## Direction:
Show every line below where "document" can be found.

## Excerpted data:
>> BEGIN
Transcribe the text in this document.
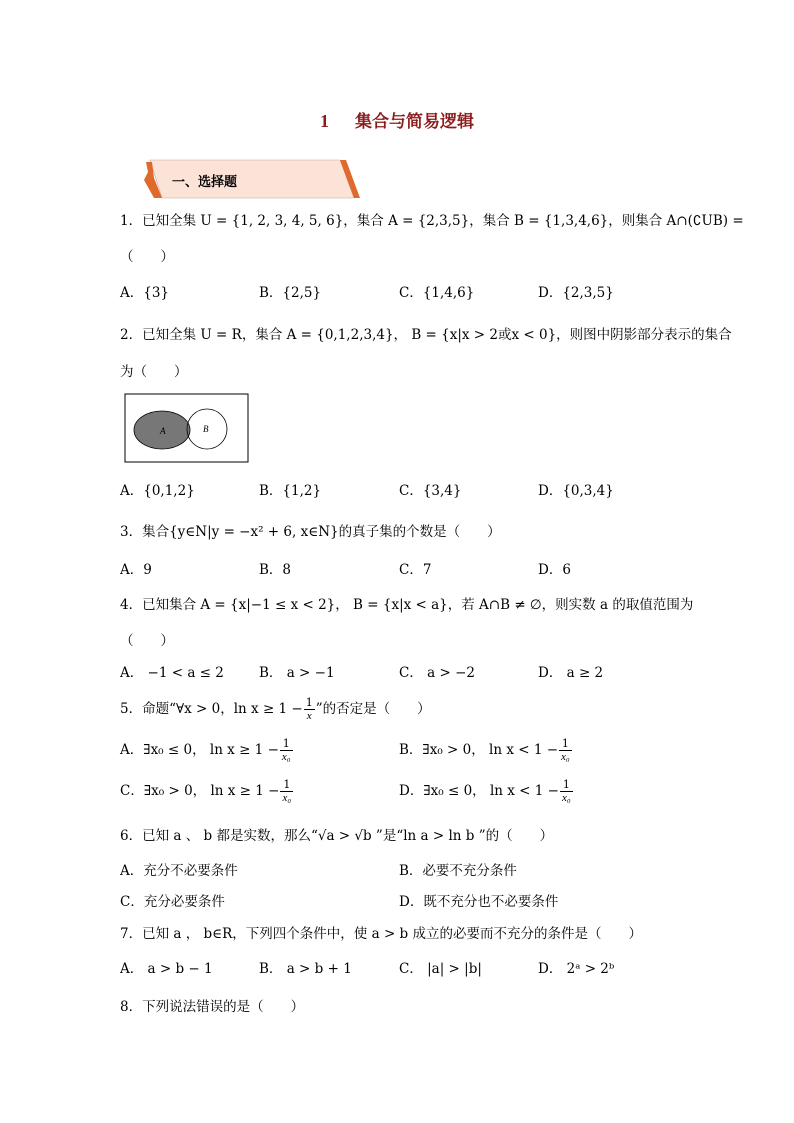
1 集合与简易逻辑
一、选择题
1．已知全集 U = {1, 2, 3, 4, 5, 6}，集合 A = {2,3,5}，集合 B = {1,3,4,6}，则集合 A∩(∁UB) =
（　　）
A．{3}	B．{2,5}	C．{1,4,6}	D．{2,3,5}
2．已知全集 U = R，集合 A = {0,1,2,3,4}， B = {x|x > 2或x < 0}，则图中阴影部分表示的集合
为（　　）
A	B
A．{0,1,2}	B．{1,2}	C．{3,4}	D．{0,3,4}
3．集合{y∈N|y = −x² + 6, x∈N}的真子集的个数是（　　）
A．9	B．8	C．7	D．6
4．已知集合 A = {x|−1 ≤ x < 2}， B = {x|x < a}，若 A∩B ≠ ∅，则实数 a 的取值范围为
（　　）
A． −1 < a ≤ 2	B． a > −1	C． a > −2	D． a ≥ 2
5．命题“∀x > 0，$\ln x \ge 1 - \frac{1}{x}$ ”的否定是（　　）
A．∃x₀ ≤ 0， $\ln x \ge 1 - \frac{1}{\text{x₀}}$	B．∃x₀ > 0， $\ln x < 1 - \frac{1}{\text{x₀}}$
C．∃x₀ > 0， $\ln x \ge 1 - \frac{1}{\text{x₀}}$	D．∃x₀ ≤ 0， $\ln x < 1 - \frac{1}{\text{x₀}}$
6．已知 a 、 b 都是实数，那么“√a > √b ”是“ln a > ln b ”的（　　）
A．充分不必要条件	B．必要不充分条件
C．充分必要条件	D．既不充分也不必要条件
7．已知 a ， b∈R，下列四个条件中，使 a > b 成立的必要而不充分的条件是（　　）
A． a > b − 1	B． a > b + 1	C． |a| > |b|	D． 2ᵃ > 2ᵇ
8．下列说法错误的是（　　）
>> END
>> BEGIN
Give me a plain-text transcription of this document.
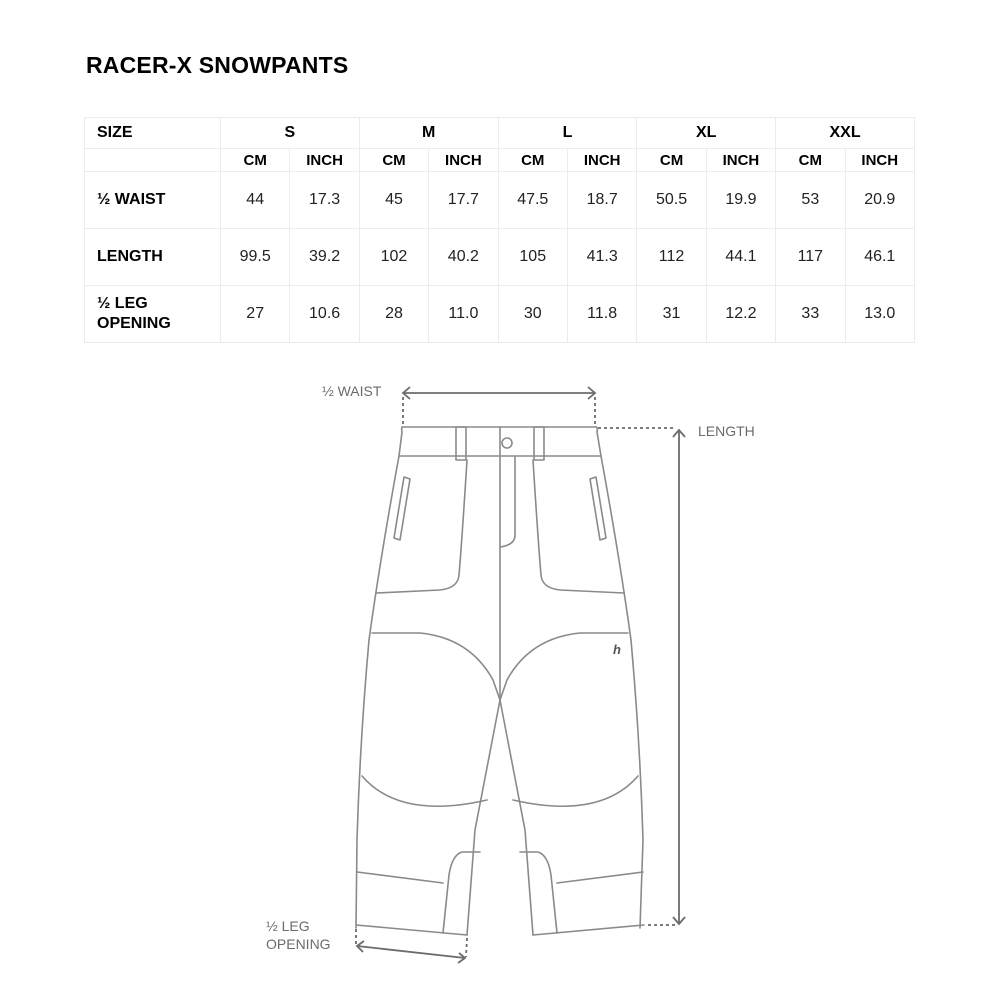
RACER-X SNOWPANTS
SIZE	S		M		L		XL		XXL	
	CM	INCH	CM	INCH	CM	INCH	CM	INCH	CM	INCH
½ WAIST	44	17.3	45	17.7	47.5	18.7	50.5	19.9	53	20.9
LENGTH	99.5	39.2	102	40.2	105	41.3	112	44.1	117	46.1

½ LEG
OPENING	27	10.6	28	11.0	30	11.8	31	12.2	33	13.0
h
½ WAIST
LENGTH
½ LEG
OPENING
>> END
## Complete output:
Transcribe the text in this document.
Give me a plain-text transcription of this document.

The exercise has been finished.